== MATERIAL SUPPLIED ==
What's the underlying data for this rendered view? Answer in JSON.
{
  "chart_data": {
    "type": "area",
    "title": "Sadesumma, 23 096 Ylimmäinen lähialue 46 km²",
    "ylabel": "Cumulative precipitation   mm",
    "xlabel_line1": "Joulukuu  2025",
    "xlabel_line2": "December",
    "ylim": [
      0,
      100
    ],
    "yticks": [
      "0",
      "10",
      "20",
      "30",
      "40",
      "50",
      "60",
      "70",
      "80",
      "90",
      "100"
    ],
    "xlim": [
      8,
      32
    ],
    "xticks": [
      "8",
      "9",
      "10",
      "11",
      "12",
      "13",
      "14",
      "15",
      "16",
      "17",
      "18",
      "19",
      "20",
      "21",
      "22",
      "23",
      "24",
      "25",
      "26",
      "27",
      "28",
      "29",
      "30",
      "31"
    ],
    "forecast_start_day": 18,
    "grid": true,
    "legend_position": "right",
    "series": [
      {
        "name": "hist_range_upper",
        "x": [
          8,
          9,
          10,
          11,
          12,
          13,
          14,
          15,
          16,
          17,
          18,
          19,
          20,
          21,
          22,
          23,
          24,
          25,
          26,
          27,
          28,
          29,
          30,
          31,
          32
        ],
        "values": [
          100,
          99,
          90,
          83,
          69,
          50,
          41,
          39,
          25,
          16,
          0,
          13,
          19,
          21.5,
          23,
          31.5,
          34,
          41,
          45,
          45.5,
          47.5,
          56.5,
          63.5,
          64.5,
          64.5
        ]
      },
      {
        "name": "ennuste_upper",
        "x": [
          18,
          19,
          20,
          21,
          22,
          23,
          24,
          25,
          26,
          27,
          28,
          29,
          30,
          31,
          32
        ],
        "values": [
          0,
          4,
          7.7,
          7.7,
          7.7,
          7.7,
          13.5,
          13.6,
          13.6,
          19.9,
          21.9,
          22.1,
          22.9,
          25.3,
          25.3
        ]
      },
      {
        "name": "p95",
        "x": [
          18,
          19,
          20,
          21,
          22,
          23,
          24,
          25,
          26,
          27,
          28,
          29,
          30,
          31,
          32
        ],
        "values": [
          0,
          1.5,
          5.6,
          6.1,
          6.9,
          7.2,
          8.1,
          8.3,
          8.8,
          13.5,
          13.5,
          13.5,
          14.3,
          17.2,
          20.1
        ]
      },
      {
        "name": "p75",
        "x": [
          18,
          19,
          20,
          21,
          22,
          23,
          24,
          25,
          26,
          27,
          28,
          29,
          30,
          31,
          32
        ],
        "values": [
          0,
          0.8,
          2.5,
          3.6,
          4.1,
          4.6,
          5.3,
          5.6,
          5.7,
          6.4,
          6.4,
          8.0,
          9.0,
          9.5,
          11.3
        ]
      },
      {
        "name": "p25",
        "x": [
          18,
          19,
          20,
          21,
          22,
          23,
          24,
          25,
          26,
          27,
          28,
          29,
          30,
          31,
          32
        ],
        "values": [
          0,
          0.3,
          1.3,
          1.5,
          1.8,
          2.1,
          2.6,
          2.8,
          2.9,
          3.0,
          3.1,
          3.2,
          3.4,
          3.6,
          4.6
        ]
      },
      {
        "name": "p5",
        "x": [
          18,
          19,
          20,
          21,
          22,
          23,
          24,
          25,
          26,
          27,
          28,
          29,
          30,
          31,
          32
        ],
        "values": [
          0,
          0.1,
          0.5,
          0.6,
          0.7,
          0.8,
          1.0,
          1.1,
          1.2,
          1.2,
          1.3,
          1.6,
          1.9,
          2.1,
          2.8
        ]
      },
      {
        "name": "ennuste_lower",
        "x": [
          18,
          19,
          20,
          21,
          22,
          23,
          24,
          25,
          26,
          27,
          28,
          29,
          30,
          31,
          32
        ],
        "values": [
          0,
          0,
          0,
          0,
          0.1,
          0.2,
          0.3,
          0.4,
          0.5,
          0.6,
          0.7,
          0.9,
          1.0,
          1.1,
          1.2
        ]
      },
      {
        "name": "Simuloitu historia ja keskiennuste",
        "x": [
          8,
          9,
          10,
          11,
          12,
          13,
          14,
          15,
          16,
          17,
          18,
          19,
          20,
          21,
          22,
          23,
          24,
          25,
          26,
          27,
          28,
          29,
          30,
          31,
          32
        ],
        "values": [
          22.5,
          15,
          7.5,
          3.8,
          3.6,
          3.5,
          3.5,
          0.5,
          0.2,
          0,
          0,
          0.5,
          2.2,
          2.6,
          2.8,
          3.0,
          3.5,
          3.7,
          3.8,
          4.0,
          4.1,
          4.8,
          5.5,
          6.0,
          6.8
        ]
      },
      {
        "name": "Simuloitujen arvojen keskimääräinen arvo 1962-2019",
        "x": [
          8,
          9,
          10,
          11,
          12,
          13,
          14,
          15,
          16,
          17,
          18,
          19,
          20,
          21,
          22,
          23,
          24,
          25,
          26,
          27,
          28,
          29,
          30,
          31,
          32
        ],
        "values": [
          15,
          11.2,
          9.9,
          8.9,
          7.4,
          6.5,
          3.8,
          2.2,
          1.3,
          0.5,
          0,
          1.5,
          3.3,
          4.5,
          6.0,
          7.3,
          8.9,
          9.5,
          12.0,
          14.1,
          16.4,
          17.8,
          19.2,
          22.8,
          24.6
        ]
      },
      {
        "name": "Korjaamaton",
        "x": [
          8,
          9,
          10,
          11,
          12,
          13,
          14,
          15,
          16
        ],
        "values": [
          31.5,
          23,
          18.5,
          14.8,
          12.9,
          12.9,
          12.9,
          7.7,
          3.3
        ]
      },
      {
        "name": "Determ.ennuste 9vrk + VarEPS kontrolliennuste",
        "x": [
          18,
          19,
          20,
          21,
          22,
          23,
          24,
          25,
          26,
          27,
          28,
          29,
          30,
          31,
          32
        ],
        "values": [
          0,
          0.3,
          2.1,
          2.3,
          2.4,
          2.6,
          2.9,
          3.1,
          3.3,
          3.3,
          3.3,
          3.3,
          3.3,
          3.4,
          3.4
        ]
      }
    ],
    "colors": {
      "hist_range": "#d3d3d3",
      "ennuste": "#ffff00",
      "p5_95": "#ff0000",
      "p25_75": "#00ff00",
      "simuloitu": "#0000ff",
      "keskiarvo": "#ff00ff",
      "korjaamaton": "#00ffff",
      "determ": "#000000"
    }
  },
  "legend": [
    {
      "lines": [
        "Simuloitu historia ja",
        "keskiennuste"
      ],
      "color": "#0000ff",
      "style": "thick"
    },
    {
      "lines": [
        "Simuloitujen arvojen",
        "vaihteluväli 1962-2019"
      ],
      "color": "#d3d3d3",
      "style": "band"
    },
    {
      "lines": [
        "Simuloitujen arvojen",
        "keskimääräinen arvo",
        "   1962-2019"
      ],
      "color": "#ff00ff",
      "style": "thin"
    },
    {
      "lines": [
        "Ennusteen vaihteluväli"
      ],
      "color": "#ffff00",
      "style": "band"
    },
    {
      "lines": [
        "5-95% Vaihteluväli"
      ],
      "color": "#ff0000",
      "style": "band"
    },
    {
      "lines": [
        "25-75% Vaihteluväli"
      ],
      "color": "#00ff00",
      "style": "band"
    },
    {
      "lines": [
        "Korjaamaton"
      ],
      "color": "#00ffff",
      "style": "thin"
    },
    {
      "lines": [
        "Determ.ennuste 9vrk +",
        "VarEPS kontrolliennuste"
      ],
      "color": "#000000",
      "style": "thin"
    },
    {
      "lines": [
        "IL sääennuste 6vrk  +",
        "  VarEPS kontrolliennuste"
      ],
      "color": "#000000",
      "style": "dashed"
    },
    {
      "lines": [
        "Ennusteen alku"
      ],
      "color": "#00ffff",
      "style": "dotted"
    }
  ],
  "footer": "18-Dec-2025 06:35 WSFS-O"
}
===
THE EXERCISE: Repeat every line of the material exactly as given.

WRITTEN REPLY:
What's the underlying data for this rendered view? Answer in JSON.
{
  "chart_data": {
    "type": "area",
    "title": "Sadesumma, 23 096 Ylimmäinen lähialue 46 km²",
    "ylabel": "Cumulative precipitation   mm",
    "xlabel_line1": "Joulukuu  2025",
    "xlabel_line2": "December",
    "ylim": [
      0,
      100
    ],
    "yticks": [
      "0",
      "10",
      "20",
      "30",
      "40",
      "50",
      "60",
      "70",
      "80",
      "90",
      "100"
    ],
    "xlim": [
      8,
      32
    ],
    "xticks": [
      "8",
      "9",
      "10",
      "11",
      "12",
      "13",
      "14",
      "15",
      "16",
      "17",
      "18",
      "19",
      "20",
      "21",
      "22",
      "23",
      "24",
      "25",
      "26",
      "27",
      "28",
      "29",
      "30",
      "31"
    ],
    "forecast_start_day": 18,
    "grid": true,
    "legend_position": "right",
    "series": [
      {
        "name": "hist_range_upper",
        "x": [
          8,
          9,
          10,
          11,
          12,
          13,
          14,
          15,
          16,
          17,
          18,
          19,
          20,
          21,
          22,
          23,
          24,
          25,
          26,
          27,
          28,
          29,
          30,
          31,
          32
        ],
        "values": [
          100,
          99,
          90,
          83,
          69,
          50,
          41,
          39,
          25,
          16,
          0,
          13,
          19,
          21.5,
          23,
          31.5,
          34,
          41,
          45,
          45.5,
          47.5,
          56.5,
          63.5,
          64.5,
          64.5
        ]
      },
      {
        "name": "ennuste_upper",
        "x": [
          18,
          19,
          20,
          21,
          22,
          23,
          24,
          25,
          26,
          27,
          28,
          29,
          30,
          31,
          32
        ],
        "values": [
          0,
          4,
          7.7,
          7.7,
          7.7,
          7.7,
          13.5,
          13.6,
          13.6,
          19.9,
          21.9,
          22.1,
          22.9,
          25.3,
          25.3
        ]
      },
      {
        "name": "p95",
        "x": [
          18,
          19,
          20,
          21,
          22,
          23,
          24,
          25,
          26,
          27,
          28,
          29,
          30,
          31,
          32
        ],
        "values": [
          0,
          1.5,
          5.6,
          6.1,
          6.9,
          7.2,
          8.1,
          8.3,
          8.8,
          13.5,
          13.5,
          13.5,
          14.3,
          17.2,
          20.1
        ]
      },
      {
        "name": "p75",
        "x": [
          18,
          19,
          20,
          21,
          22,
          23,
          24,
          25,
          26,
          27,
          28,
          29,
          30,
          31,
          32
        ],
        "values": [
          0,
          0.8,
          2.5,
          3.6,
          4.1,
          4.6,
          5.3,
          5.6,
          5.7,
          6.4,
          6.4,
          8.0,
          9.0,
          9.5,
          11.3
        ]
      },
      {
        "name": "p25",
        "x": [
          18,
          19,
          20,
          21,
          22,
          23,
          24,
          25,
          26,
          27,
          28,
          29,
          30,
          31,
          32
        ],
        "values": [
          0,
          0.3,
          1.3,
          1.5,
          1.8,
          2.1,
          2.6,
          2.8,
          2.9,
          3.0,
          3.1,
          3.2,
          3.4,
          3.6,
          4.6
        ]
      },
      {
        "name": "p5",
        "x": [
          18,
          19,
          20,
          21,
          22,
          23,
          24,
          25,
          26,
          27,
          28,
          29,
          30,
          31,
          32
        ],
        "values": [
          0,
          0.1,
          0.5,
          0.6,
          0.7,
          0.8,
          1.0,
          1.1,
          1.2,
          1.2,
          1.3,
          1.6,
          1.9,
          2.1,
          2.8
        ]
      },
      {
        "name": "ennuste_lower",
        "x": [
          18,
          19,
          20,
          21,
          22,
          23,
          24,
          25,
          26,
          27,
          28,
          29,
          30,
          31,
          32
        ],
        "values": [
          0,
          0,
          0,
          0,
          0.1,
          0.2,
          0.3,
          0.4,
          0.5,
          0.6,
          0.7,
          0.9,
          1.0,
          1.1,
          1.2
        ]
      },
      {
        "name": "Simuloitu historia ja keskiennuste",
        "x": [
          8,
          9,
          10,
          11,
          12,
          13,
          14,
          15,
          16,
          17,
          18,
          19,
          20,
          21,
          22,
          23,
          24,
          25,
          26,
          27,
          28,
          29,
          30,
          31,
          32
        ],
        "values": [
          22.5,
          15,
          7.5,
          3.8,
          3.6,
          3.5,
          3.5,
          0.5,
          0.2,
          0,
          0,
          0.5,
          2.2,
          2.6,
          2.8,
          3.0,
          3.5,
          3.7,
          3.8,
          4.0,
          4.1,
          4.8,
          5.5,
          6.0,
          6.8
        ]
      },
      {
        "name": "Simuloitujen arvojen keskimääräinen arvo 1962-2019",
        "x": [
          8,
          9,
          10,
          11,
          12,
          13,
          14,
          15,
          16,
          17,
          18,
          19,
          20,
          21,
          22,
          23,
          24,
          25,
          26,
          27,
          28,
          29,
          30,
          31,
          32
        ],
        "values": [
          15,
          11.2,
          9.9,
          8.9,
          7.4,
          6.5,
          3.8,
          2.2,
          1.3,
          0.5,
          0,
          1.5,
          3.3,
          4.5,
          6.0,
          7.3,
          8.9,
          9.5,
          12.0,
          14.1,
          16.4,
          17.8,
          19.2,
          22.8,
          24.6
        ]
      },
      {
        "name": "Korjaamaton",
        "x": [
          8,
          9,
          10,
          11,
          12,
          13,
          14,
          15,
          16
        ],
        "values": [
          31.5,
          23,
          18.5,
          14.8,
          12.9,
          12.9,
          12.9,
          7.7,
          3.3
        ]
      },
      {
        "name": "Determ.ennuste 9vrk + VarEPS kontrolliennuste",
        "x": [
          18,
          19,
          20,
          21,
          22,
          23,
          24,
          25,
          26,
          27,
          28,
          29,
          30,
          31,
          32
        ],
        "values": [
          0,
          0.3,
          2.1,
          2.3,
          2.4,
          2.6,
          2.9,
          3.1,
          3.3,
          3.3,
          3.3,
          3.3,
          3.3,
          3.4,
          3.4
        ]
      }
    ],
    "colors": {
      "hist_range": "#d3d3d3",
      "ennuste": "#ffff00",
      "p5_95": "#ff0000",
      "p25_75": "#00ff00",
      "simuloitu": "#0000ff",
      "keskiarvo": "#ff00ff",
      "korjaamaton": "#00ffff",
      "determ": "#000000"
    }
  },
  "legend": [
    {
      "lines": [
        "Simuloitu historia ja",
        "keskiennuste"
      ],
      "color": "#0000ff",
      "style": "thick"
    },
    {
      "lines": [
        "Simuloitujen arvojen",
        "vaihteluväli 1962-2019"
      ],
      "color": "#d3d3d3",
      "style": "band"
    },
    {
      "lines": [
        "Simuloitujen arvojen",
        "keskimääräinen arvo",
        "   1962-2019"
      ],
      "color": "#ff00ff",
      "style": "thin"
    },
    {
      "lines": [
        "Ennusteen vaihteluväli"
      ],
      "color": "#ffff00",
      "style": "band"
    },
    {
      "lines": [
        "5-95% Vaihteluväli"
      ],
      "color": "#ff0000",
      "style": "band"
    },
    {
      "lines": [
        "25-75% Vaihteluväli"
      ],
      "color": "#00ff00",
      "style": "band"
    },
    {
      "lines": [
        "Korjaamaton"
      ],
      "color": "#00ffff",
      "style": "thin"
    },
    {
      "lines": [
        "Determ.ennuste 9vrk +",
        "VarEPS kontrolliennuste"
      ],
      "color": "#000000",
      "style": "thin"
    },
    {
      "lines": [
        "IL sääennuste 6vrk  +",
        "  VarEPS kontrolliennuste"
      ],
      "color": "#000000",
      "style": "dashed"
    },
    {
      "lines": [
        "Ennusteen alku"
      ],
      "color": "#00ffff",
      "style": "dotted"
    }
  ],
  "footer": "18-Dec-2025 06:35 WSFS-O"
}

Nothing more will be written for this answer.